__WORK REQUIRED__:
Each entry must be reproduced precisely as it stands.

(Items listed in a dataset)

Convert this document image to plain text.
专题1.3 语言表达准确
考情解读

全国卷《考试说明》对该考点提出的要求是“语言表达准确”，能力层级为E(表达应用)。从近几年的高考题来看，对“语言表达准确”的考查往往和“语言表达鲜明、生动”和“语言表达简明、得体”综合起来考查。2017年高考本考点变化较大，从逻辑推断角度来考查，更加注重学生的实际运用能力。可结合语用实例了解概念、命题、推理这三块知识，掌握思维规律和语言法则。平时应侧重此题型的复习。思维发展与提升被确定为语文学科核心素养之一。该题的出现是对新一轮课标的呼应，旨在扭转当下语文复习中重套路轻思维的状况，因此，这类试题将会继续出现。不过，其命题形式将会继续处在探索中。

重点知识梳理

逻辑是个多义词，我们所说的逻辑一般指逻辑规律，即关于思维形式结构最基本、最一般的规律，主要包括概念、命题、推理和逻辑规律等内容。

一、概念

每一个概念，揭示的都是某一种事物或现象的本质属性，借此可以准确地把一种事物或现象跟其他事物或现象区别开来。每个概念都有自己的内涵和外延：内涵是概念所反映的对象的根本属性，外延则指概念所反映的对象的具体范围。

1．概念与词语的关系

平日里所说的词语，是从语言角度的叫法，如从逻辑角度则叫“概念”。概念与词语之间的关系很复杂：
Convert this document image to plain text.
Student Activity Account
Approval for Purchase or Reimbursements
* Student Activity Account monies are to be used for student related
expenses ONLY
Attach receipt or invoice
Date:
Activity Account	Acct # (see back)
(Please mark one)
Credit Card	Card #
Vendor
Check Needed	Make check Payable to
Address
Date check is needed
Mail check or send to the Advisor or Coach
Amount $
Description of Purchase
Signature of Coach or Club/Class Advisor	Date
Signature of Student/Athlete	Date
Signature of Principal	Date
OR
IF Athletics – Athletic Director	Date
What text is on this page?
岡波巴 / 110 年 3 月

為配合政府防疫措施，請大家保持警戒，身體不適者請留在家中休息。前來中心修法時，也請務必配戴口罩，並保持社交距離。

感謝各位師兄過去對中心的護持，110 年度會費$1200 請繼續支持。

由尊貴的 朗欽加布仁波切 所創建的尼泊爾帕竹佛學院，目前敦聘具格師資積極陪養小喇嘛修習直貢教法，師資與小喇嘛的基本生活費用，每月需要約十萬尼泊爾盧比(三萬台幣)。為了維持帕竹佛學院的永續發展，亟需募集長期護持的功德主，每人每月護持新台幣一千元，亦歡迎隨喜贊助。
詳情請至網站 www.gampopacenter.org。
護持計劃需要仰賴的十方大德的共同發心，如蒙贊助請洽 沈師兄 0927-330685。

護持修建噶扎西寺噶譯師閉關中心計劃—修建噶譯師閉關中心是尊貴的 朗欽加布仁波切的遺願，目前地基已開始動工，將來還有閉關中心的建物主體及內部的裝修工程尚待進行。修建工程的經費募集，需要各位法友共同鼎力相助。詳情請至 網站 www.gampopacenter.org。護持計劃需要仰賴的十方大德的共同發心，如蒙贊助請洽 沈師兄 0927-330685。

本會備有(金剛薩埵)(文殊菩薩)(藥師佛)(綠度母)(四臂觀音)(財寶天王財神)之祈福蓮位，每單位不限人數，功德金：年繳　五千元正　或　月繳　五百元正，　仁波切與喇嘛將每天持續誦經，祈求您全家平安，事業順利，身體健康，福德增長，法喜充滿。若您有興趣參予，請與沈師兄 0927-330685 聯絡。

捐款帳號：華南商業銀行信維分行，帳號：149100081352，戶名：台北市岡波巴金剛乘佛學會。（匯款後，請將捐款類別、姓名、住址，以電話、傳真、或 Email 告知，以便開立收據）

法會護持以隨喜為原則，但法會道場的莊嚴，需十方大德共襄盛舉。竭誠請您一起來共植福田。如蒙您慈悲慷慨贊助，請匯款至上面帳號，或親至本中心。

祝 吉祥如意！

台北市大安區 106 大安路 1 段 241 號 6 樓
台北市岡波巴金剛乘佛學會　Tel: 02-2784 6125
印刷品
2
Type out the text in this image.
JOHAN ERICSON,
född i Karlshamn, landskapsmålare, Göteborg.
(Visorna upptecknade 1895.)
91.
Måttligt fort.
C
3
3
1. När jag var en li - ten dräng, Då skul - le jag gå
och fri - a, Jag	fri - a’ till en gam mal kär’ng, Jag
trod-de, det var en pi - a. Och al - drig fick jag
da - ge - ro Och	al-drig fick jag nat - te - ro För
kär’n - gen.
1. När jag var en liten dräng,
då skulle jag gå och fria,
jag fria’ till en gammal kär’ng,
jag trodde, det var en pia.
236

__ANSWER TO THE TASK__:
Convert this document image to plain text.
专题1.3 语言表达准确
考情解读

全国卷《考试说明》对该考点提出的要求是“语言表达准确”，能力层级为E(表达应用)。从近几年的高考题来看，对“语言表达准确”的考查往往和“语言表达鲜明、生动”和“语言表达简明、得体”综合起来考查。2017年高考本考点变化较大，从逻辑推断角度来考查，更加注重学生的实际运用能力。可结合语用实例了解概念、命题、推理这三块知识，掌握思维规律和语言法则。平时应侧重此题型的复习。思维发展与提升被确定为语文学科核心素养之一。该题的出现是对新一轮课标的呼应，旨在扭转当下语文复习中重套路轻思维的状况，因此，这类试题将会继续出现。不过，其命题形式将会继续处在探索中。

重点知识梳理

逻辑是个多义词，我们所说的逻辑一般指逻辑规律，即关于思维形式结构最基本、最一般的规律，主要包括概念、命题、推理和逻辑规律等内容。

一、概念

每一个概念，揭示的都是某一种事物或现象的本质属性，借此可以准确地把一种事物或现象跟其他事物或现象区别开来。每个概念都有自己的内涵和外延：内涵是概念所反映的对象的根本属性，外延则指概念所反映的对象的具体范围。

1．概念与词语的关系

平日里所说的词语，是从语言角度的叫法，如从逻辑角度则叫“概念”。概念与词语之间的关系很复杂：
Convert this document image to plain text.
Student Activity Account
Approval for Purchase or Reimbursements
* Student Activity Account monies are to be used for student related
expenses ONLY
Attach receipt or invoice
Date:
Activity Account	Acct # (see back)
(Please mark one)
Credit Card	Card #
Vendor
Check Needed	Make check Payable to
Address
Date check is needed
Mail check or send to the Advisor or Coach
Amount $
Description of Purchase
Signature of Coach or Club/Class Advisor	Date
Signature of Student/Athlete	Date
Signature of Principal	Date
OR
IF Athletics – Athletic Director	Date
What text is on this page?
岡波巴 / 110 年 3 月

為配合政府防疫措施，請大家保持警戒，身體不適者請留在家中休息。前來中心修法時，也請務必配戴口罩，並保持社交距離。

感謝各位師兄過去對中心的護持，110 年度會費$1200 請繼續支持。

由尊貴的 朗欽加布仁波切 所創建的尼泊爾帕竹佛學院，目前敦聘具格師資積極陪養小喇嘛修習直貢教法，師資與小喇嘛的基本生活費用，每月需要約十萬尼泊爾盧比(三萬台幣)。為了維持帕竹佛學院的永續發展，亟需募集長期護持的功德主，每人每月護持新台幣一千元，亦歡迎隨喜贊助。
詳情請至網站 www.gampopacenter.org。
護持計劃需要仰賴的十方大德的共同發心，如蒙贊助請洽 沈師兄 0927-330685。

護持修建噶扎西寺噶譯師閉關中心計劃—修建噶譯師閉關中心是尊貴的 朗欽加布仁波切的遺願，目前地基已開始動工，將來還有閉關中心的建物主體及內部的裝修工程尚待進行。修建工程的經費募集，需要各位法友共同鼎力相助。詳情請至 網站 www.gampopacenter.org。護持計劃需要仰賴的十方大德的共同發心，如蒙贊助請洽 沈師兄 0927-330685。

本會備有(金剛薩埵)(文殊菩薩)(藥師佛)(綠度母)(四臂觀音)(財寶天王財神)之祈福蓮位，每單位不限人數，功德金：年繳　五千元正　或　月繳　五百元正，　仁波切與喇嘛將每天持續誦經，祈求您全家平安，事業順利，身體健康，福德增長，法喜充滿。若您有興趣參予，請與沈師兄 0927-330685 聯絡。

捐款帳號：華南商業銀行信維分行，帳號：149100081352，戶名：台北市岡波巴金剛乘佛學會。（匯款後，請將捐款類別、姓名、住址，以電話、傳真、或 Email 告知，以便開立收據）

法會護持以隨喜為原則，但法會道場的莊嚴，需十方大德共襄盛舉。竭誠請您一起來共植福田。如蒙您慈悲慷慨贊助，請匯款至上面帳號，或親至本中心。

祝 吉祥如意！

台北市大安區 106 大安路 1 段 241 號 6 樓
台北市岡波巴金剛乘佛學會　Tel: 02-2784 6125
印刷品
2
Type out the text in this image.
JOHAN ERICSON,
född i Karlshamn, landskapsmålare, Göteborg.
(Visorna upptecknade 1895.)
91.
Måttligt fort.
C
3
3
1. När jag var en li - ten dräng, Då skul - le jag gå
och fri - a, Jag	fri - a’ till en gam mal kär’ng, Jag
trod-de, det var en pi - a. Och al - drig fick jag
da - ge - ro Och	al-drig fick jag nat - te - ro För
kär’n - gen.
1. När jag var en liten dräng,
då skulle jag gå och fria,
jag fria’ till en gammal kär’ng,
jag trodde, det var en pia.
236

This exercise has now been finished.